→ **The task**: Please print the full listing exactly.

→ **Provided records**:

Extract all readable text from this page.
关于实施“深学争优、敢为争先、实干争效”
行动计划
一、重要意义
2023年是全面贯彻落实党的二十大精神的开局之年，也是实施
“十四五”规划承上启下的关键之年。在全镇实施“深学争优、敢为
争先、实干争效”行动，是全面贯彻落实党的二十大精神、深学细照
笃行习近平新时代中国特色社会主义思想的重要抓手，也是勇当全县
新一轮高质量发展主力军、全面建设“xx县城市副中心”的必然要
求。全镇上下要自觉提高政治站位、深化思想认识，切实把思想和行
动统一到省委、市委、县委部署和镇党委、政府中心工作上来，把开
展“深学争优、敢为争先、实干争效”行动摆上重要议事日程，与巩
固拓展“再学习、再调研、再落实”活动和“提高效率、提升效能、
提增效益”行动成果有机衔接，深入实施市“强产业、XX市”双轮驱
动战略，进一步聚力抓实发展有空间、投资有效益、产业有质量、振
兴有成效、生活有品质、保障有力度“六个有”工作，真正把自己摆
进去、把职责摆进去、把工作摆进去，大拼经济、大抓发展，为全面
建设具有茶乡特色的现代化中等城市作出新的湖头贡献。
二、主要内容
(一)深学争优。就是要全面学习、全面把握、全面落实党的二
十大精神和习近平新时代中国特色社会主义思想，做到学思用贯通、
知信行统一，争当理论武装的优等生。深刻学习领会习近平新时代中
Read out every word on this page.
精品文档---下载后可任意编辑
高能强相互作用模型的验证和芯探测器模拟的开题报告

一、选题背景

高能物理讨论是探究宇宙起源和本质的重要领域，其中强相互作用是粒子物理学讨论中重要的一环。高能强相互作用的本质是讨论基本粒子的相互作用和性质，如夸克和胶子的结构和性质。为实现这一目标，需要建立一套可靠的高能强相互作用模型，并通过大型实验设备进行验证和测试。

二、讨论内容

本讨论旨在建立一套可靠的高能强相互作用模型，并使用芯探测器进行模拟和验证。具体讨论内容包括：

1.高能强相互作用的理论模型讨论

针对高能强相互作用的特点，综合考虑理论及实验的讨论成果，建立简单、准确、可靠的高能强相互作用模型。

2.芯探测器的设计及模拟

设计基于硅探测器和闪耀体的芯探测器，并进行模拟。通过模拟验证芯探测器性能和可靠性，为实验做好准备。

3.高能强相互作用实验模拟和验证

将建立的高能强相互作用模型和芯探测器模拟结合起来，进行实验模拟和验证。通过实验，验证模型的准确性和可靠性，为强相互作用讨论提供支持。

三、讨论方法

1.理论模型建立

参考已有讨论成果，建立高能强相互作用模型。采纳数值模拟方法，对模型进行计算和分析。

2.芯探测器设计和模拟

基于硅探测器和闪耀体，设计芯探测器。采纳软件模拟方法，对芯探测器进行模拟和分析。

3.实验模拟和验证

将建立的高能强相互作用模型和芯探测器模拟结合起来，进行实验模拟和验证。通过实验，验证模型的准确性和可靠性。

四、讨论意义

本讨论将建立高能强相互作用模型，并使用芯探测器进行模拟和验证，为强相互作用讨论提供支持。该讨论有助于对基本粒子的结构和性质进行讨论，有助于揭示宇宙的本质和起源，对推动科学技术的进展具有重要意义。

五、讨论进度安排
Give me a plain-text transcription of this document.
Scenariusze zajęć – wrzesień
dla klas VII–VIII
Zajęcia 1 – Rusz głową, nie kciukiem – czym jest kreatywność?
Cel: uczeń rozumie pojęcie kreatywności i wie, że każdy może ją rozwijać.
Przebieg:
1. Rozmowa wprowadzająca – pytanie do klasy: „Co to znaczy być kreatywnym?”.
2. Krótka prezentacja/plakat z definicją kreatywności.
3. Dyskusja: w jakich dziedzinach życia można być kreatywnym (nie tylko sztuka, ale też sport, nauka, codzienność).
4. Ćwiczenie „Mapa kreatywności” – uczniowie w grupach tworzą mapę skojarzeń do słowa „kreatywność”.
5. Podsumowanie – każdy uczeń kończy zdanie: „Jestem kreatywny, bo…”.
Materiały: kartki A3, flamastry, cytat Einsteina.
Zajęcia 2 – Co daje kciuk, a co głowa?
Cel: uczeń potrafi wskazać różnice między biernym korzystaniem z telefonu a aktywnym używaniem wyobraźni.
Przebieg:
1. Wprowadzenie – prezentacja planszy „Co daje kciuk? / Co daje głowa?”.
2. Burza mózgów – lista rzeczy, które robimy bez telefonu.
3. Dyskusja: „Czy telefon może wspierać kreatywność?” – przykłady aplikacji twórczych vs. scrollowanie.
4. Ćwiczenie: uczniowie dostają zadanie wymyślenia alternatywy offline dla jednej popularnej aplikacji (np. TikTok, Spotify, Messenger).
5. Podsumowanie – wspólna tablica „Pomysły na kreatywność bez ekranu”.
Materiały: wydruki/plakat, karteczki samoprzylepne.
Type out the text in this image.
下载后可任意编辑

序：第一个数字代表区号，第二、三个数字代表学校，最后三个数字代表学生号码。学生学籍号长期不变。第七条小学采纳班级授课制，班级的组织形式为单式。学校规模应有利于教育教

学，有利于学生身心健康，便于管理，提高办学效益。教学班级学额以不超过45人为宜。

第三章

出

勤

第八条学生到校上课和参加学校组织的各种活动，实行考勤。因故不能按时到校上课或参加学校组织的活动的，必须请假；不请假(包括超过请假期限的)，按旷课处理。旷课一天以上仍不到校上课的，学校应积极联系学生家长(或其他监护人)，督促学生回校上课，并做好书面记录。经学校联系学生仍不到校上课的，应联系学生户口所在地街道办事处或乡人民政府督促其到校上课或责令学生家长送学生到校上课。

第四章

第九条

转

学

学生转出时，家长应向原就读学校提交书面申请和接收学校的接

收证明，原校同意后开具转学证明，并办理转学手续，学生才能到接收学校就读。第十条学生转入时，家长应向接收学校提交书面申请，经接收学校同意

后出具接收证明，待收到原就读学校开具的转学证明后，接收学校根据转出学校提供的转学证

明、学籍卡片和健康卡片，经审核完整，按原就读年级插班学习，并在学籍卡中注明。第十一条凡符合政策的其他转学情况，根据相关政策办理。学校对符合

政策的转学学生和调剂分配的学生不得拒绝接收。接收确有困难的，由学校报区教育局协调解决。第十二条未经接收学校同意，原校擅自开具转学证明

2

→ **Solution**:
Extract all readable text from this page.
关于实施“深学争优、敢为争先、实干争效”
行动计划
一、重要意义
2023年是全面贯彻落实党的二十大精神的开局之年，也是实施
“十四五”规划承上启下的关键之年。在全镇实施“深学争优、敢为
争先、实干争效”行动，是全面贯彻落实党的二十大精神、深学细照
笃行习近平新时代中国特色社会主义思想的重要抓手，也是勇当全县
新一轮高质量发展主力军、全面建设“xx县城市副中心”的必然要
求。全镇上下要自觉提高政治站位、深化思想认识，切实把思想和行
动统一到省委、市委、县委部署和镇党委、政府中心工作上来，把开
展“深学争优、敢为争先、实干争效”行动摆上重要议事日程，与巩
固拓展“再学习、再调研、再落实”活动和“提高效率、提升效能、
提增效益”行动成果有机衔接，深入实施市“强产业、XX市”双轮驱
动战略，进一步聚力抓实发展有空间、投资有效益、产业有质量、振
兴有成效、生活有品质、保障有力度“六个有”工作，真正把自己摆
进去、把职责摆进去、把工作摆进去，大拼经济、大抓发展，为全面
建设具有茶乡特色的现代化中等城市作出新的湖头贡献。
二、主要内容
(一)深学争优。就是要全面学习、全面把握、全面落实党的二
十大精神和习近平新时代中国特色社会主义思想，做到学思用贯通、
知信行统一，争当理论武装的优等生。深刻学习领会习近平新时代中
Read out every word on this page.
精品文档---下载后可任意编辑
高能强相互作用模型的验证和芯探测器模拟的开题报告

一、选题背景

高能物理讨论是探究宇宙起源和本质的重要领域，其中强相互作用是粒子物理学讨论中重要的一环。高能强相互作用的本质是讨论基本粒子的相互作用和性质，如夸克和胶子的结构和性质。为实现这一目标，需要建立一套可靠的高能强相互作用模型，并通过大型实验设备进行验证和测试。

二、讨论内容

本讨论旨在建立一套可靠的高能强相互作用模型，并使用芯探测器进行模拟和验证。具体讨论内容包括：

1.高能强相互作用的理论模型讨论

针对高能强相互作用的特点，综合考虑理论及实验的讨论成果，建立简单、准确、可靠的高能强相互作用模型。

2.芯探测器的设计及模拟

设计基于硅探测器和闪耀体的芯探测器，并进行模拟。通过模拟验证芯探测器性能和可靠性，为实验做好准备。

3.高能强相互作用实验模拟和验证

将建立的高能强相互作用模型和芯探测器模拟结合起来，进行实验模拟和验证。通过实验，验证模型的准确性和可靠性，为强相互作用讨论提供支持。

三、讨论方法

1.理论模型建立

参考已有讨论成果，建立高能强相互作用模型。采纳数值模拟方法，对模型进行计算和分析。

2.芯探测器设计和模拟

基于硅探测器和闪耀体，设计芯探测器。采纳软件模拟方法，对芯探测器进行模拟和分析。

3.实验模拟和验证

将建立的高能强相互作用模型和芯探测器模拟结合起来，进行实验模拟和验证。通过实验，验证模型的准确性和可靠性。

四、讨论意义

本讨论将建立高能强相互作用模型，并使用芯探测器进行模拟和验证，为强相互作用讨论提供支持。该讨论有助于对基本粒子的结构和性质进行讨论，有助于揭示宇宙的本质和起源，对推动科学技术的进展具有重要意义。

五、讨论进度安排
Give me a plain-text transcription of this document.
Scenariusze zajęć – wrzesień
dla klas VII–VIII
Zajęcia 1 – Rusz głową, nie kciukiem – czym jest kreatywność?
Cel: uczeń rozumie pojęcie kreatywności i wie, że każdy może ją rozwijać.
Przebieg:
1. Rozmowa wprowadzająca – pytanie do klasy: „Co to znaczy być kreatywnym?”.
2. Krótka prezentacja/plakat z definicją kreatywności.
3. Dyskusja: w jakich dziedzinach życia można być kreatywnym (nie tylko sztuka, ale też sport, nauka, codzienność).
4. Ćwiczenie „Mapa kreatywności” – uczniowie w grupach tworzą mapę skojarzeń do słowa „kreatywność”.
5. Podsumowanie – każdy uczeń kończy zdanie: „Jestem kreatywny, bo…”.
Materiały: kartki A3, flamastry, cytat Einsteina.
Zajęcia 2 – Co daje kciuk, a co głowa?
Cel: uczeń potrafi wskazać różnice między biernym korzystaniem z telefonu a aktywnym używaniem wyobraźni.
Przebieg:
1. Wprowadzenie – prezentacja planszy „Co daje kciuk? / Co daje głowa?”.
2. Burza mózgów – lista rzeczy, które robimy bez telefonu.
3. Dyskusja: „Czy telefon może wspierać kreatywność?” – przykłady aplikacji twórczych vs. scrollowanie.
4. Ćwiczenie: uczniowie dostają zadanie wymyślenia alternatywy offline dla jednej popularnej aplikacji (np. TikTok, Spotify, Messenger).
5. Podsumowanie – wspólna tablica „Pomysły na kreatywność bez ekranu”.
Materiały: wydruki/plakat, karteczki samoprzylepne.
Type out the text in this image.
下载后可任意编辑

序：第一个数字代表区号，第二、三个数字代表学校，最后三个数字代表学生号码。学生学籍号长期不变。第七条小学采纳班级授课制，班级的组织形式为单式。学校规模应有利于教育教

学，有利于学生身心健康，便于管理，提高办学效益。教学班级学额以不超过45人为宜。

第三章

出

勤

第八条学生到校上课和参加学校组织的各种活动，实行考勤。因故不能按时到校上课或参加学校组织的活动的，必须请假；不请假(包括超过请假期限的)，按旷课处理。旷课一天以上仍不到校上课的，学校应积极联系学生家长(或其他监护人)，督促学生回校上课，并做好书面记录。经学校联系学生仍不到校上课的，应联系学生户口所在地街道办事处或乡人民政府督促其到校上课或责令学生家长送学生到校上课。

第四章

第九条

转

学

学生转出时，家长应向原就读学校提交书面申请和接收学校的接

收证明，原校同意后开具转学证明，并办理转学手续，学生才能到接收学校就读。第十条学生转入时，家长应向接收学校提交书面申请，经接收学校同意

后出具接收证明，待收到原就读学校开具的转学证明后，接收学校根据转出学校提供的转学证

明、学籍卡片和健康卡片，经审核完整，按原就读年级插班学习，并在学籍卡中注明。第十一条凡符合政策的其他转学情况，根据相关政策办理。学校对符合

政策的转学学生和调剂分配的学生不得拒绝接收。接收确有困难的，由学校报区教育局协调解决。第十二条未经接收学校同意，原校擅自开具转学证明

2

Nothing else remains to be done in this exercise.